# Input records
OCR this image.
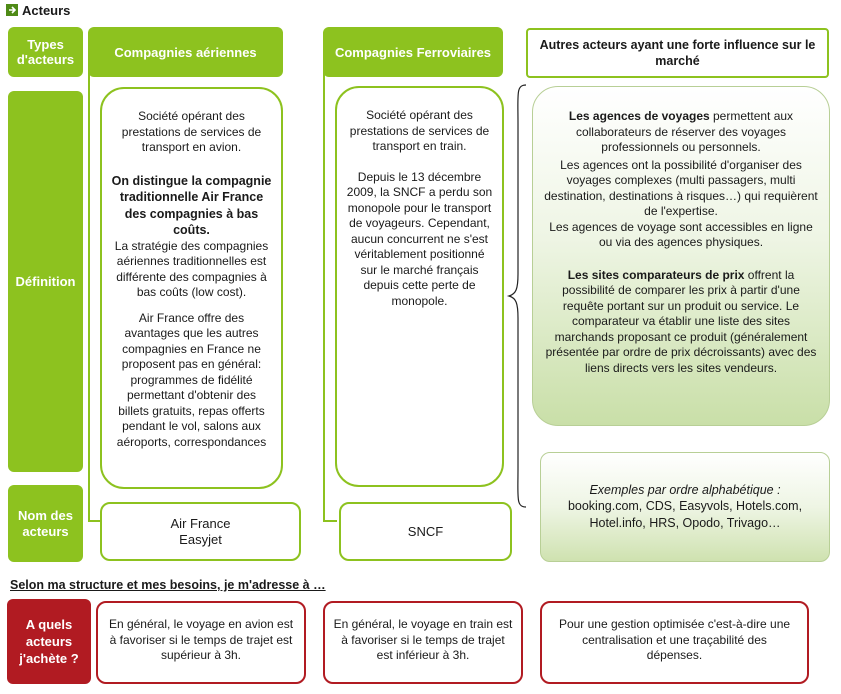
Acteurs
Types d'acteurs
Définition
Nom des acteurs
Compagnies aériennes

Société opérant des prestations de services de transport en avion.

On distingue la compagnie traditionnelle Air France des compagnies à bas coûts.

La stratégie des compagnies aériennes traditionnelles est différente des compagnies à bas coûts (low cost).

Air France offre des avantages que les autres compagnies en France ne proposent pas en général: programmes de fidélité permettant d'obtenir des billets gratuits, repas offerts pendant le vol, salons aux aéroports, correspondances

Air France
Easyjet
Compagnies Ferroviaires

Société opérant des prestations de services de transport en train.

Depuis le 13 décembre 2009, la SNCF a perdu son monopole pour le transport de voyageurs. Cependant, aucun concurrent ne s'est véritablement positionné sur le marché français depuis cette perte de monopole.

SNCF
Autres acteurs ayant une forte influence sur le marché

Les agences de voyages permettent aux collaborateurs de réserver des voyages professionnels ou personnels.

Les agences ont la possibilité d'organiser des voyages complexes (multi passagers, multi destination, destinations à risques…) qui requièrent de l'expertise.

Les agences de voyage sont accessibles en ligne ou via des agences physiques.

Les sites comparateurs de prix offrent la possibilité de comparer les prix à partir d'une requête portant sur un produit ou service. Le comparateur va établir une liste des sites marchands proposant ce produit (généralement présentée par ordre de prix décroissants) avec des liens directs vers les sites vendeurs.

Exemples par ordre alphabétique :
booking.com, CDS, Easyvols, Hotels.com, Hotel.info, HRS, Opodo, Trivago…
Selon ma structure et mes besoins, je m'adresse à …
A quels acteurs j'achète ?

En général, le voyage en avion est à favoriser si le temps de trajet est supérieur à 3h.

En général, le voyage en train est à favoriser si le temps de trajet est inférieur à 3h.

Pour une gestion optimisée c'est-à-dire une centralisation et une traçabilité des dépenses.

# Given problem
Restate every record exactly, please; do not copy the pictures.

# Full solution
OCR this image.
Acteurs
Types d'acteurs
Définition
Nom des acteurs
Compagnies aériennes

Société opérant des prestations de services de transport en avion.

On distingue la compagnie traditionnelle Air France des compagnies à bas coûts.

La stratégie des compagnies aériennes traditionnelles est différente des compagnies à bas coûts (low cost).

Air France offre des avantages que les autres compagnies en France ne proposent pas en général: programmes de fidélité permettant d'obtenir des billets gratuits, repas offerts pendant le vol, salons aux aéroports, correspondances

Air France
Easyjet
Compagnies Ferroviaires

Société opérant des prestations de services de transport en train.

Depuis le 13 décembre 2009, la SNCF a perdu son monopole pour le transport de voyageurs. Cependant, aucun concurrent ne s'est véritablement positionné sur le marché français depuis cette perte de monopole.

SNCF
Autres acteurs ayant une forte influence sur le marché

Les agences de voyages permettent aux collaborateurs de réserver des voyages professionnels ou personnels.

Les agences ont la possibilité d'organiser des voyages complexes (multi passagers, multi destination, destinations à risques…) qui requièrent de l'expertise.

Les agences de voyage sont accessibles en ligne ou via des agences physiques.

Les sites comparateurs de prix offrent la possibilité de comparer les prix à partir d'une requête portant sur un produit ou service. Le comparateur va établir une liste des sites marchands proposant ce produit (généralement présentée par ordre de prix décroissants) avec des liens directs vers les sites vendeurs.

Exemples par ordre alphabétique :
booking.com, CDS, Easyvols, Hotels.com, Hotel.info, HRS, Opodo, Trivago…
Selon ma structure et mes besoins, je m'adresse à …
A quels acteurs j'achète ?

En général, le voyage en avion est à favoriser si le temps de trajet est supérieur à 3h.

En général, le voyage en train est à favoriser si le temps de trajet est inférieur à 3h.

Pour une gestion optimisée c'est-à-dire une centralisation et une traçabilité des dépenses.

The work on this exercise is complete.